◆ Problem to solve: Would you output the whole listing below, exactly as it reads?

◆ Material for this exercise:

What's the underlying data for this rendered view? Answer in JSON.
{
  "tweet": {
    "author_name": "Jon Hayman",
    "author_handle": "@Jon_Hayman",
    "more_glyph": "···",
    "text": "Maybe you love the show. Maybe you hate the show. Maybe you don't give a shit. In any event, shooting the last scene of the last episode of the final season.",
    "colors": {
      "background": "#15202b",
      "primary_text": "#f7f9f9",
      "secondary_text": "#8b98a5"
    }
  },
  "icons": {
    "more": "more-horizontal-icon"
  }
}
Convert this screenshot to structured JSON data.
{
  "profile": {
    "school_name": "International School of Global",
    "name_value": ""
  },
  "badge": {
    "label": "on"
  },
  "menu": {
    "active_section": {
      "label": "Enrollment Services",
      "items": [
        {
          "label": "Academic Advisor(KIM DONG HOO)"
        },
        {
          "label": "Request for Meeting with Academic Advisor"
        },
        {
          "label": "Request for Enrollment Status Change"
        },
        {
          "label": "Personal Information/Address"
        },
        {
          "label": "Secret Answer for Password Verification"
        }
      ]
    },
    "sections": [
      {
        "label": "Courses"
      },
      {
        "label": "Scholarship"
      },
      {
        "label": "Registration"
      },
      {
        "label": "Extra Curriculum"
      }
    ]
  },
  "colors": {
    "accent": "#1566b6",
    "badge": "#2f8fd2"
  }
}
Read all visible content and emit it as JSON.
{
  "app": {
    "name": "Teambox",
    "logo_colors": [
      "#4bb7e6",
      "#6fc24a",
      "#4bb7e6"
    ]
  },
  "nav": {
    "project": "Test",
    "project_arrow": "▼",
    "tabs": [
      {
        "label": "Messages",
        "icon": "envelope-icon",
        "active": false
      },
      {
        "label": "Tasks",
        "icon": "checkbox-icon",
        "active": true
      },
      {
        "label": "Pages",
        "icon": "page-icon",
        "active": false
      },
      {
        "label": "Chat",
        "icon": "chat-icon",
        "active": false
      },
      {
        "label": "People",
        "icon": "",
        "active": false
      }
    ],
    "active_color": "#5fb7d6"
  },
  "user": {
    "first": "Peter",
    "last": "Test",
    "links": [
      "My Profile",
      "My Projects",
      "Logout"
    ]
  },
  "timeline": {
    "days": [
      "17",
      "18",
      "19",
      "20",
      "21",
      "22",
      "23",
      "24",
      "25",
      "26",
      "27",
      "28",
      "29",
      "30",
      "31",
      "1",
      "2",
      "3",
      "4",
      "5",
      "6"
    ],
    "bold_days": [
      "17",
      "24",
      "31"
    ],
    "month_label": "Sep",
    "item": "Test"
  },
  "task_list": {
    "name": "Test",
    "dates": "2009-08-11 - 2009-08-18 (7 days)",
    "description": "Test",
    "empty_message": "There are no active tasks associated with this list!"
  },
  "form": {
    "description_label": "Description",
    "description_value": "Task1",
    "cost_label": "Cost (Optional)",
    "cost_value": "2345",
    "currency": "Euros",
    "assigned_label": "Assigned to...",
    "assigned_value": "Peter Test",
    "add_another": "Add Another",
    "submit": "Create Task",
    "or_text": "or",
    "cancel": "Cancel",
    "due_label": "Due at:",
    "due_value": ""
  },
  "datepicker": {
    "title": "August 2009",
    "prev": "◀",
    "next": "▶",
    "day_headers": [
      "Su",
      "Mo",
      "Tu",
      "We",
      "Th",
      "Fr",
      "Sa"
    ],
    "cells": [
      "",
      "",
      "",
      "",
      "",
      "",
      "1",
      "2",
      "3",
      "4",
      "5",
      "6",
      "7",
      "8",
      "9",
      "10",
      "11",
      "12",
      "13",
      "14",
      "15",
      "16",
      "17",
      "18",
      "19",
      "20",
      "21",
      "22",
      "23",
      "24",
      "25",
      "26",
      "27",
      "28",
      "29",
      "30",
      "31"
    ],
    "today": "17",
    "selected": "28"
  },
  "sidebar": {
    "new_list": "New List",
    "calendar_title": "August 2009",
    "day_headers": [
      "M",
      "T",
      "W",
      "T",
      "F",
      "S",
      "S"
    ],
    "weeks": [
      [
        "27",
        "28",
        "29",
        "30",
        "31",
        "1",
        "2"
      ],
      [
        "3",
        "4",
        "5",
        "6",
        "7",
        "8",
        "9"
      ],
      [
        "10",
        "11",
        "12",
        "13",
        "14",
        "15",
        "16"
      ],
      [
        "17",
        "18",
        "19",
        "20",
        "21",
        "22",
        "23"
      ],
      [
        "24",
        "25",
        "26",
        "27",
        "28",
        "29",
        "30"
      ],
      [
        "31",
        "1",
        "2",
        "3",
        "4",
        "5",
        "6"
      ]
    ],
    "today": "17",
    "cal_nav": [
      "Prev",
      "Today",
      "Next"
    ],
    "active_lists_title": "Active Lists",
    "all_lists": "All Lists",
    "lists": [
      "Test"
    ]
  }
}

◆ Completed exercise:
What's the underlying data for this rendered view? Answer in JSON.
{
  "tweet": {
    "author_name": "Jon Hayman",
    "author_handle": "@Jon_Hayman",
    "more_glyph": "···",
    "text": "Maybe you love the show. Maybe you hate the show. Maybe you don't give a shit. In any event, shooting the last scene of the last episode of the final season.",
    "colors": {
      "background": "#15202b",
      "primary_text": "#f7f9f9",
      "secondary_text": "#8b98a5"
    }
  },
  "icons": {
    "more": "more-horizontal-icon"
  }
}
Convert this screenshot to structured JSON data.
{
  "profile": {
    "school_name": "International School of Global",
    "name_value": ""
  },
  "badge": {
    "label": "on"
  },
  "menu": {
    "active_section": {
      "label": "Enrollment Services",
      "items": [
        {
          "label": "Academic Advisor(KIM DONG HOO)"
        },
        {
          "label": "Request for Meeting with Academic Advisor"
        },
        {
          "label": "Request for Enrollment Status Change"
        },
        {
          "label": "Personal Information/Address"
        },
        {
          "label": "Secret Answer for Password Verification"
        }
      ]
    },
    "sections": [
      {
        "label": "Courses"
      },
      {
        "label": "Scholarship"
      },
      {
        "label": "Registration"
      },
      {
        "label": "Extra Curriculum"
      }
    ]
  },
  "colors": {
    "accent": "#1566b6",
    "badge": "#2f8fd2"
  }
}
Read all visible content and emit it as JSON.
{
  "app": {
    "name": "Teambox",
    "logo_colors": [
      "#4bb7e6",
      "#6fc24a",
      "#4bb7e6"
    ]
  },
  "nav": {
    "project": "Test",
    "project_arrow": "▼",
    "tabs": [
      {
        "label": "Messages",
        "icon": "envelope-icon",
        "active": false
      },
      {
        "label": "Tasks",
        "icon": "checkbox-icon",
        "active": true
      },
      {
        "label": "Pages",
        "icon": "page-icon",
        "active": false
      },
      {
        "label": "Chat",
        "icon": "chat-icon",
        "active": false
      },
      {
        "label": "People",
        "icon": "",
        "active": false
      }
    ],
    "active_color": "#5fb7d6"
  },
  "user": {
    "first": "Peter",
    "last": "Test",
    "links": [
      "My Profile",
      "My Projects",
      "Logout"
    ]
  },
  "timeline": {
    "days": [
      "17",
      "18",
      "19",
      "20",
      "21",
      "22",
      "23",
      "24",
      "25",
      "26",
      "27",
      "28",
      "29",
      "30",
      "31",
      "1",
      "2",
      "3",
      "4",
      "5",
      "6"
    ],
    "bold_days": [
      "17",
      "24",
      "31"
    ],
    "month_label": "Sep",
    "item": "Test"
  },
  "task_list": {
    "name": "Test",
    "dates": "2009-08-11 - 2009-08-18 (7 days)",
    "description": "Test",
    "empty_message": "There are no active tasks associated with this list!"
  },
  "form": {
    "description_label": "Description",
    "description_value": "Task1",
    "cost_label": "Cost (Optional)",
    "cost_value": "2345",
    "currency": "Euros",
    "assigned_label": "Assigned to...",
    "assigned_value": "Peter Test",
    "add_another": "Add Another",
    "submit": "Create Task",
    "or_text": "or",
    "cancel": "Cancel",
    "due_label": "Due at:",
    "due_value": ""
  },
  "datepicker": {
    "title": "August 2009",
    "prev": "◀",
    "next": "▶",
    "day_headers": [
      "Su",
      "Mo",
      "Tu",
      "We",
      "Th",
      "Fr",
      "Sa"
    ],
    "cells": [
      "",
      "",
      "",
      "",
      "",
      "",
      "1",
      "2",
      "3",
      "4",
      "5",
      "6",
      "7",
      "8",
      "9",
      "10",
      "11",
      "12",
      "13",
      "14",
      "15",
      "16",
      "17",
      "18",
      "19",
      "20",
      "21",
      "22",
      "23",
      "24",
      "25",
      "26",
      "27",
      "28",
      "29",
      "30",
      "31"
    ],
    "today": "17",
    "selected": "28"
  },
  "sidebar": {
    "new_list": "New List",
    "calendar_title": "August 2009",
    "day_headers": [
      "M",
      "T",
      "W",
      "T",
      "F",
      "S",
      "S"
    ],
    "weeks": [
      [
        "27",
        "28",
        "29",
        "30",
        "31",
        "1",
        "2"
      ],
      [
        "3",
        "4",
        "5",
        "6",
        "7",
        "8",
        "9"
      ],
      [
        "10",
        "11",
        "12",
        "13",
        "14",
        "15",
        "16"
      ],
      [
        "17",
        "18",
        "19",
        "20",
        "21",
        "22",
        "23"
      ],
      [
        "24",
        "25",
        "26",
        "27",
        "28",
        "29",
        "30"
      ],
      [
        "31",
        "1",
        "2",
        "3",
        "4",
        "5",
        "6"
      ]
    ],
    "today": "17",
    "cal_nav": [
      "Prev",
      "Today",
      "Next"
    ],
    "active_lists_title": "Active Lists",
    "all_lists": "All Lists",
    "lists": [
      "Test"
    ]
  }
}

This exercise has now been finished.